● Goal
Repeat exactly, and only, the lines from the line bearing "Output the text content of this document." through the end of the material. Do not copy the pictures.

┏━━

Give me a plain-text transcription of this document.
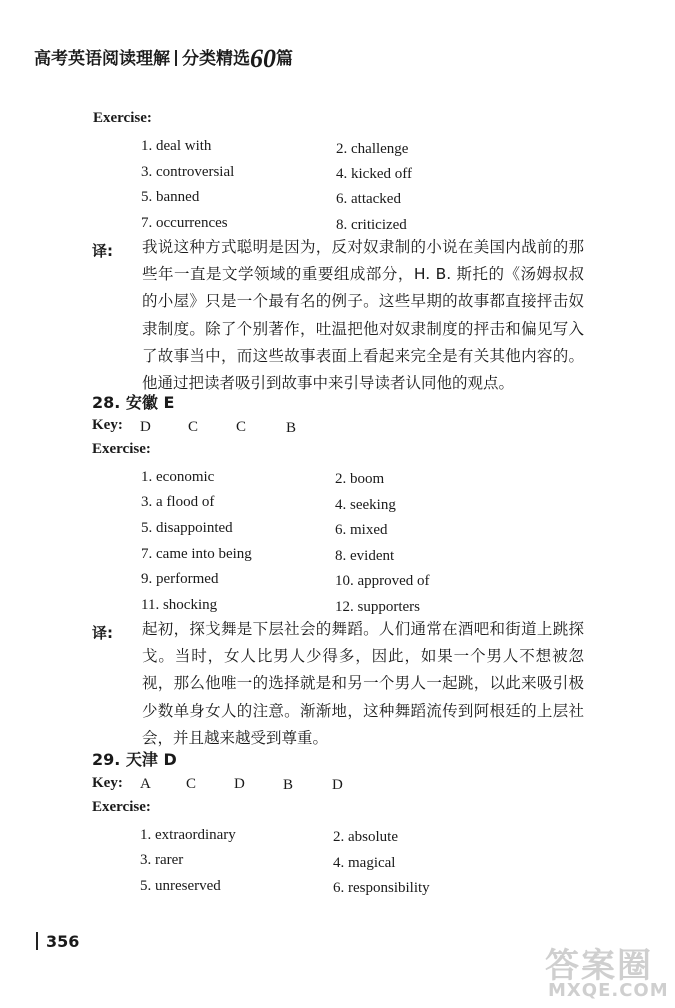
高考英语阅读理解 分类精选60篇
Exercise:
1. deal with	2. challenge
3. controversial	4. kicked off
5. banned	6. attacked
7. occurrences	8. criticized
译: 我说这种方式聪明是因为，反对奴隶制的小说在美国内战前的那些年一直是文学领域的重要组成部分，H. B. 斯托的《汤姆叔叔的小屋》只是一个最有名的例子。这些早期的故事都直接抨击奴隶制度。除了个别著作，吐温把他对奴隶制度的抨击和偏见写入了故事当中，而这些故事表面上看起来完全是有关其他内容的。他通过把读者吸引到故事中来引导读者认同他的观点。
28. 安徽 E
Key: D C	C	B
Exercise:
1. economic	2. boom
3. a flood of	4. seeking
5. disappointed	6. mixed
7. came into being	8. evident
9. performed	10. approved of
11. shocking	12. supporters
译: 起初，探戈舞是下层社会的舞蹈。人们通常在酒吧和街道上跳探戈。当时，女人比男人少得多，因此，如果一个男人不想被忽视，那么他唯一的选择就是和另一个男人一起跳，以此来吸引极少数单身女人的注意。渐渐地，这种舞蹈流传到阿根廷的上层社会，并且越来越受到尊重。
29. 天津 D
Key: A C	D	B	D
Exercise:
1. extraordinary	2. absolute
3. rarer	4. magical
5. unreserved	6. responsibility
356
答案圈
MXQE.COM
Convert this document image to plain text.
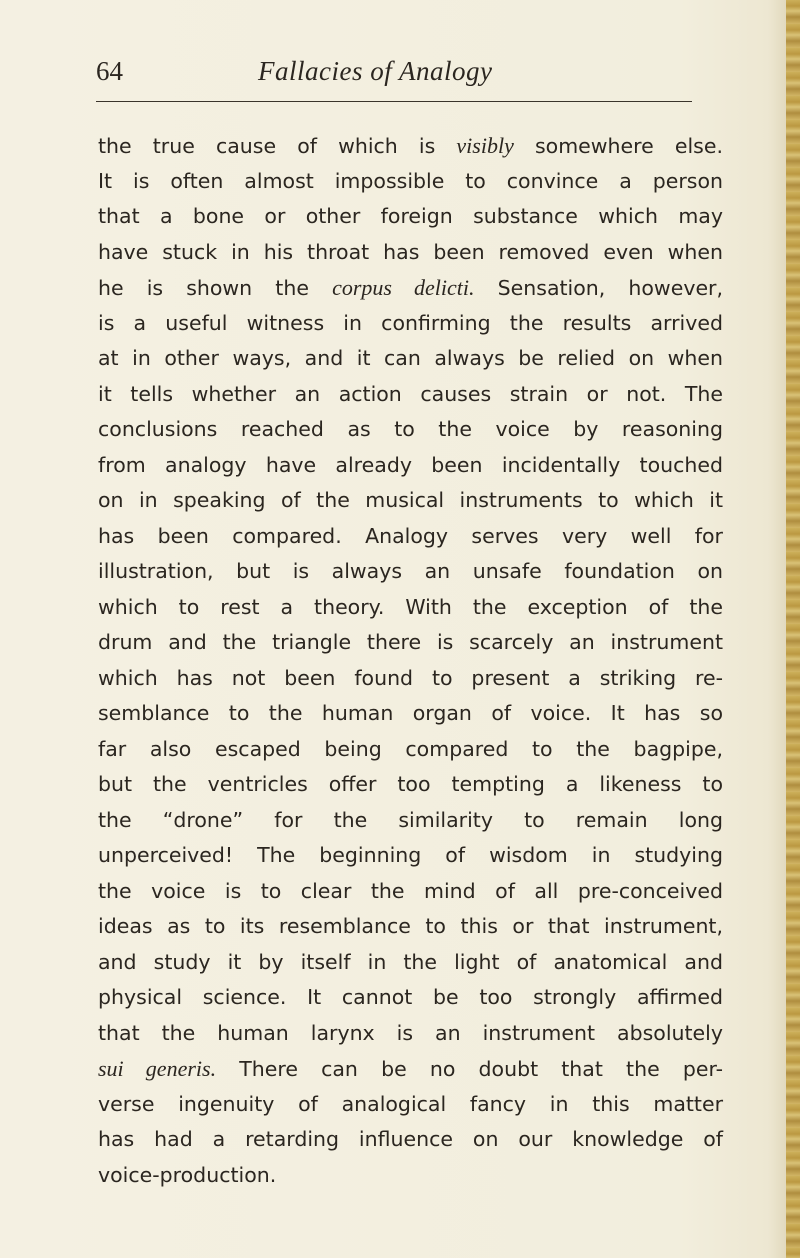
64	Fallacies of Analogy
the true cause of which is visibly somewhere else.
It is often almost impossible to convince a person
that a bone or other foreign substance which may
have stuck in his throat has been removed even when
he is shown the corpus delicti. Sensation, however,
is a useful witness in confirming the results arrived
at in other ways, and it can always be relied on when
it tells whether an action causes strain or not. The
conclusions reached as to the voice by reasoning
from analogy have already been incidentally touched
on in speaking of the musical instruments to which it
has been compared. Analogy serves very well for
illustration, but is always an unsafe foundation on
which to rest a theory. With the exception of the
drum and the triangle there is scarcely an instrument
which has not been found to present a striking re-
semblance to the human organ of voice. It has so
far also escaped being compared to the bagpipe,
but the ventricles offer too tempting a likeness to
the “drone” for the similarity to remain long
unperceived! The beginning of wisdom in studying
the voice is to clear the mind of all pre-conceived
ideas as to its resemblance to this or that instrument,
and study it by itself in the light of anatomical and
physical science. It cannot be too strongly affirmed
that the human larynx is an instrument absolutely
sui generis. There can be no doubt that the per-
verse ingenuity of analogical fancy in this matter
has had a retarding influence on our knowledge of
voice-production.
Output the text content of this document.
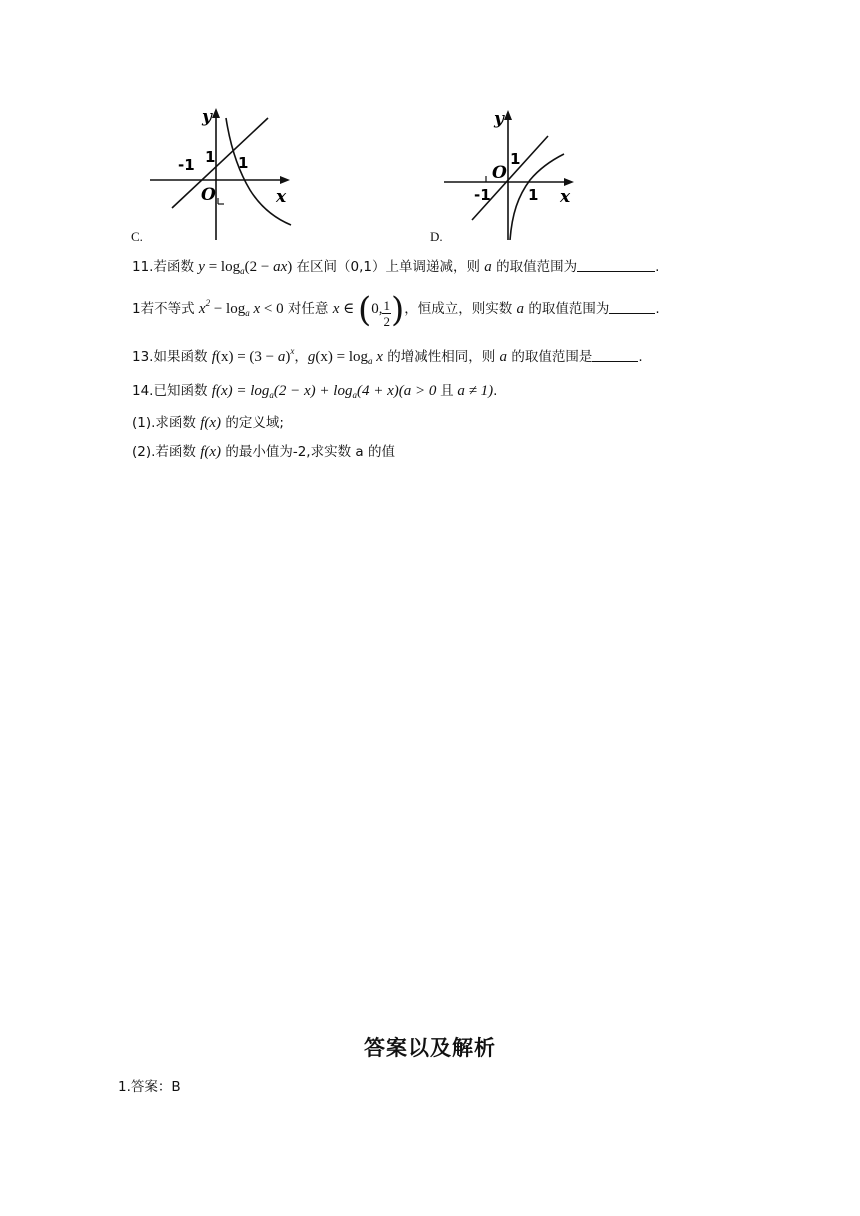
y
x
O
-1 1 1
C.
y
x
O
-1
1
1
D.
11.若函数 $y = \log_a(2 - ax)$ 在区间（0,1）上单调递减，则 a 的取值范围为	.
1若不等式 $x^2 - \log_a x < 0$ 对任意 x ∈ (0, $\frac{1}{2}$ )，恒成立，则实数 a 的取值范围为	.
13.如果函数 $f(x) = (3 - a)^x$，$g(x) = \log_a x$ 的增减性相同，则 a 的取值范围是	.
14.已知函数 $f(x) = \log_a(2 - x) + \log_a(4 + x)(a > 0$ 且 a ≠ 1).
(1).求函数 f(x) 的定义域;
(2).若函数 f(x) 的最小值为-2,求实数 a 的值
答案以及解析
1.答案：B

┗━━

● Solution for this task
Output the text content of this document.
y
x
O
-1 1 1
C.
y
x
O
-1
1
1
D.
11.若函数 $y = \log_a(2 - ax)$ 在区间（0,1）上单调递减，则 a 的取值范围为	.
1若不等式 $x^2 - \log_a x < 0$ 对任意 x ∈ (0, $\frac{1}{2}$ )，恒成立，则实数 a 的取值范围为	.
13.如果函数 $f(x) = (3 - a)^x$，$g(x) = \log_a x$ 的增减性相同，则 a 的取值范围是	.
14.已知函数 $f(x) = \log_a(2 - x) + \log_a(4 + x)(a > 0$ 且 a ≠ 1).
(1).求函数 f(x) 的定义域;
(2).若函数 f(x) 的最小值为-2,求实数 a 的值
答案以及解析
1.答案：B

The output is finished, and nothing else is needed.